_RECORDS FOR THE EXERCISE_
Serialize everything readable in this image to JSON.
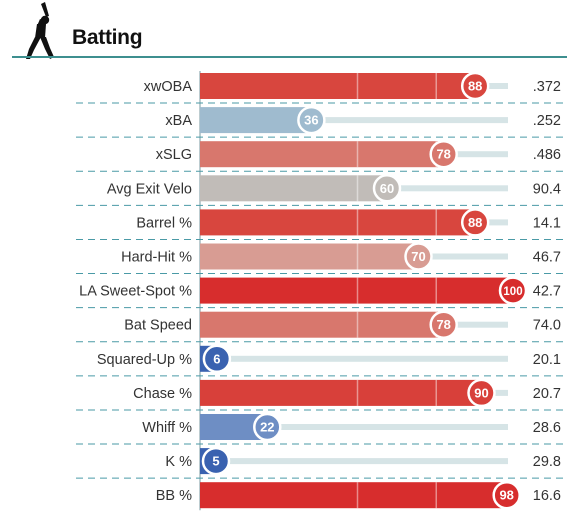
{
  "header": {
    "title": "Batting",
    "icon": "batter-silhouette-icon"
  },
  "chart_data": {
    "type": "bar",
    "orientation": "horizontal",
    "title": "Batting",
    "xlim": [
      0,
      100
    ],
    "metrics": [
      {
        "name": "xwOBA",
        "percentile": 88,
        "value": ".372",
        "color": "#d8463e"
      },
      {
        "name": "xBA",
        "percentile": 36,
        "value": ".252",
        "color": "#9fbbcf"
      },
      {
        "name": "xSLG",
        "percentile": 78,
        "value": ".486",
        "color": "#d8776d"
      },
      {
        "name": "Avg Exit Velo",
        "percentile": 60,
        "value": "90.4",
        "color": "#c1bcb8"
      },
      {
        "name": "Barrel %",
        "percentile": 88,
        "value": "14.1",
        "color": "#d8463e"
      },
      {
        "name": "Hard-Hit %",
        "percentile": 70,
        "value": "46.7",
        "color": "#d89c93"
      },
      {
        "name": "LA Sweet-Spot %",
        "percentile": 100,
        "value": "42.7",
        "color": "#d72d2d"
      },
      {
        "name": "Bat Speed",
        "percentile": 78,
        "value": "74.0",
        "color": "#d8776d"
      },
      {
        "name": "Squared-Up %",
        "percentile": 6,
        "value": "20.1",
        "color": "#3a62b0"
      },
      {
        "name": "Chase %",
        "percentile": 90,
        "value": "20.7",
        "color": "#d8403a"
      },
      {
        "name": "Whiff %",
        "percentile": 22,
        "value": "28.6",
        "color": "#6e8ec4"
      },
      {
        "name": "K %",
        "percentile": 5,
        "value": "29.8",
        "color": "#3a62b0"
      },
      {
        "name": "BB %",
        "percentile": 98,
        "value": "16.6",
        "color": "#d72d2d"
      }
    ],
    "colors": {
      "track": "#d6e4e6",
      "divider": "#4a9aa6",
      "axis_line": "#7a9aa0",
      "header_rule": "#3d8f8f"
    }
  }
}
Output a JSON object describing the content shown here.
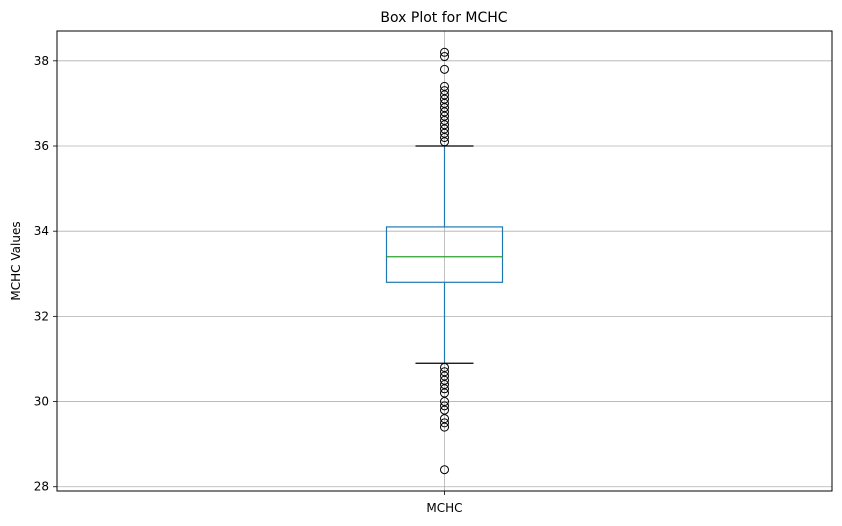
{
  "chart_data": {
    "type": "box",
    "title": "Box Plot for MCHC",
    "xlabel": "",
    "ylabel": "MCHC Values",
    "categories": [
      "MCHC"
    ],
    "ylim": [
      27.9,
      38.7
    ],
    "yticks": [
      28,
      30,
      32,
      34,
      36,
      38
    ],
    "grid": true,
    "box": {
      "whisker_low": 30.9,
      "q1": 32.8,
      "median": 33.4,
      "q3": 34.1,
      "whisker_high": 36.0
    },
    "outliers": [
      38.2,
      38.1,
      37.8,
      37.4,
      37.3,
      37.2,
      37.1,
      37.0,
      36.9,
      36.8,
      36.7,
      36.6,
      36.5,
      36.4,
      36.3,
      36.2,
      36.1,
      30.8,
      30.7,
      30.6,
      30.5,
      30.4,
      30.3,
      30.2,
      30.0,
      29.9,
      29.8,
      29.6,
      29.5,
      29.4,
      28.4
    ],
    "colors": {
      "box": "#1f77b4",
      "median": "#2ca02c",
      "caps": "#000000",
      "outlier": "#000000",
      "grid": "#b0b0b0"
    }
  }
}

_EXERCISE OBJECTIVE_
In the entries above, identify each line that includes the string "JSON", then copy it.

_THE ANSWER_
Serialize everything readable in this image to JSON.
Output a JSON object describing the content shown here.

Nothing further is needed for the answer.